§ **STATED GOAL**
Look through the entries below and report how many lines hold the string "ydelser". Only the number is wanted.

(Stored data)
▼

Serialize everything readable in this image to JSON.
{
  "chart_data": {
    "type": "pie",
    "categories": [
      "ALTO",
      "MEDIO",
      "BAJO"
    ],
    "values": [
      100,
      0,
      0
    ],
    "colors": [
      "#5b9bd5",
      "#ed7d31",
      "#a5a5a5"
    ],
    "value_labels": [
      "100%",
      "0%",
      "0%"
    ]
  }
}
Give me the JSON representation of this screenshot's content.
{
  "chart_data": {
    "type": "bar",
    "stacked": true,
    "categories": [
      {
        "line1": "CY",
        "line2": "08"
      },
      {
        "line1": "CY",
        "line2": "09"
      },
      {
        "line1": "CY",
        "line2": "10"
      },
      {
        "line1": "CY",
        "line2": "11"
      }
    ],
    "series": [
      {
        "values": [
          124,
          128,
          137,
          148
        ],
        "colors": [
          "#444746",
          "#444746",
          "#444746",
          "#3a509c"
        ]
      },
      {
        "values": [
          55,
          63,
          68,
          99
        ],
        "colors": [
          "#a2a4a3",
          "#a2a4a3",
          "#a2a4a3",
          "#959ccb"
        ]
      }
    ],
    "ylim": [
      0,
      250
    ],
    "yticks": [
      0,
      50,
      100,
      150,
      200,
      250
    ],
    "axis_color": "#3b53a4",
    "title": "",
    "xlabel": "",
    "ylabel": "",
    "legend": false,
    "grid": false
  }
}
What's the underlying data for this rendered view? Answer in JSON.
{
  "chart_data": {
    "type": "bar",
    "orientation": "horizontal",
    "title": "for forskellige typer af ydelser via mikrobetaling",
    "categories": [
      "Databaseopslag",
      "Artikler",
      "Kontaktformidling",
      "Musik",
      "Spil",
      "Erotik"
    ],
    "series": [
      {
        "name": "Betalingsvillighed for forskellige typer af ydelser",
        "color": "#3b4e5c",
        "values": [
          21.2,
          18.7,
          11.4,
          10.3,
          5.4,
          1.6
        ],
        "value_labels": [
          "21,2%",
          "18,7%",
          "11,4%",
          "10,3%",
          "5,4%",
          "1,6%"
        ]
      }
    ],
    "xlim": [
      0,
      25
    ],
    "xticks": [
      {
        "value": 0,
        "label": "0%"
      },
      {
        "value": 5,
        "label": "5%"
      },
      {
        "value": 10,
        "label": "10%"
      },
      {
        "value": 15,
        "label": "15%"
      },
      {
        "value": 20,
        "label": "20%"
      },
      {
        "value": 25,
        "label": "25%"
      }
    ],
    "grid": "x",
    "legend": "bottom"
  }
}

▲

§ **ANSWER TO THE TASK**
2